TO BE DONE
Read the data and repeat all of it exactly.

TASK INPUT
***

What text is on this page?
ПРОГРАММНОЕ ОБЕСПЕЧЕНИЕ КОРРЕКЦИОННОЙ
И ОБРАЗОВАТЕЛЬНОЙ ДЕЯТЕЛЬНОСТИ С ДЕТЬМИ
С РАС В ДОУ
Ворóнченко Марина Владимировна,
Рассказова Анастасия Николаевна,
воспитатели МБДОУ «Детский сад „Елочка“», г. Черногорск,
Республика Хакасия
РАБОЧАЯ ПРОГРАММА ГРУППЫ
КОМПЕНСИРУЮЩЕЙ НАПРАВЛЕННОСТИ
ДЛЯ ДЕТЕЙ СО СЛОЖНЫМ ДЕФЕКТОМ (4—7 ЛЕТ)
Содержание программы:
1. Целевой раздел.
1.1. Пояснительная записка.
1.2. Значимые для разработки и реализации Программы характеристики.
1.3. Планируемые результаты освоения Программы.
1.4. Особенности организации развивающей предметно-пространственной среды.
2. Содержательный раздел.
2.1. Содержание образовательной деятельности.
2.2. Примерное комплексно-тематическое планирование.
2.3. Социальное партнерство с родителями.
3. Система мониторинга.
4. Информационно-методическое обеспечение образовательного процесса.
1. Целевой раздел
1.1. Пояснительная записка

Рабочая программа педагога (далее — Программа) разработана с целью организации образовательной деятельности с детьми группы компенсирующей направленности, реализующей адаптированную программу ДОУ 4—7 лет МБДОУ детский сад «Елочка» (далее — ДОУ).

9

***

ANSWER TO THE PROBLEM
What text is on this page?
ПРОГРАММНОЕ ОБЕСПЕЧЕНИЕ КОРРЕКЦИОННОЙ
И ОБРАЗОВАТЕЛЬНОЙ ДЕЯТЕЛЬНОСТИ С ДЕТЬМИ
С РАС В ДОУ
Ворóнченко Марина Владимировна,
Рассказова Анастасия Николаевна,
воспитатели МБДОУ «Детский сад „Елочка“», г. Черногорск,
Республика Хакасия
РАБОЧАЯ ПРОГРАММА ГРУППЫ
КОМПЕНСИРУЮЩЕЙ НАПРАВЛЕННОСТИ
ДЛЯ ДЕТЕЙ СО СЛОЖНЫМ ДЕФЕКТОМ (4—7 ЛЕТ)
Содержание программы:
1. Целевой раздел.
1.1. Пояснительная записка.
1.2. Значимые для разработки и реализации Программы характеристики.
1.3. Планируемые результаты освоения Программы.
1.4. Особенности организации развивающей предметно-пространственной среды.
2. Содержательный раздел.
2.1. Содержание образовательной деятельности.
2.2. Примерное комплексно-тематическое планирование.
2.3. Социальное партнерство с родителями.
3. Система мониторинга.
4. Информационно-методическое обеспечение образовательного процесса.
1. Целевой раздел
1.1. Пояснительная записка

Рабочая программа педагога (далее — Программа) разработана с целью организации образовательной деятельности с детьми группы компенсирующей направленности, реализующей адаптированную программу ДОУ 4—7 лет МБДОУ детский сад «Елочка» (далее — ДОУ).

9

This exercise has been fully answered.